Data entries for graphics:
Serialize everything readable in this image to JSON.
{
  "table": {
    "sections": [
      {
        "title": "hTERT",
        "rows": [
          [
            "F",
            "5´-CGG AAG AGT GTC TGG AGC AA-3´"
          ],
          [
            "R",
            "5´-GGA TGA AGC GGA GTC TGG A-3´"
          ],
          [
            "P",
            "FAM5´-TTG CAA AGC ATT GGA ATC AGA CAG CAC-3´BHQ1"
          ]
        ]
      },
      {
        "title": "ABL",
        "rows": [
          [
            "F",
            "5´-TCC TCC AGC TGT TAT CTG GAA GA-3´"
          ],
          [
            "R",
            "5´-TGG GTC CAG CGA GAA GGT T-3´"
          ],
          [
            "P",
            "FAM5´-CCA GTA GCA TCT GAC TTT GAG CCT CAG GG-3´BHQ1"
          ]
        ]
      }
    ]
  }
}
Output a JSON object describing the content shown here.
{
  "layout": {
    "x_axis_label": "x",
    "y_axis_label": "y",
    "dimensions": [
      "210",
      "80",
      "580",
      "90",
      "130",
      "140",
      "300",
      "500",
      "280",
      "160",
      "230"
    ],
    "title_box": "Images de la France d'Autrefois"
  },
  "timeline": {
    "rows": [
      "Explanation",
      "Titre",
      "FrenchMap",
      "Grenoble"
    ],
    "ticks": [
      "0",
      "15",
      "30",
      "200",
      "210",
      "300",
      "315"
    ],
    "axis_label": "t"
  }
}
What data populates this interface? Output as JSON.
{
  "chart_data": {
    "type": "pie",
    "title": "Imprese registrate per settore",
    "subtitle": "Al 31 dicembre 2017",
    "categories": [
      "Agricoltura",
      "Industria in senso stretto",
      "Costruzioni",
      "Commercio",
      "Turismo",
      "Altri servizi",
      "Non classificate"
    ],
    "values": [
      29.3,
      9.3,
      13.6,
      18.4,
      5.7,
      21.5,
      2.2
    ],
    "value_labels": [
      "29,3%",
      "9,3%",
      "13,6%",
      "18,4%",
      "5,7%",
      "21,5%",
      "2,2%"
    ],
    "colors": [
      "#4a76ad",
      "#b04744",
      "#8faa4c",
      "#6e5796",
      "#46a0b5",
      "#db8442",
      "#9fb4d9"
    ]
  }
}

JOB:
Using the entries above, return each line in which the word "JSON" occurs.

EXERCISE OUTPUT:
Serialize everything readable in this image to JSON.
Output a JSON object describing the content shown here.
What data populates this interface? Output as JSON.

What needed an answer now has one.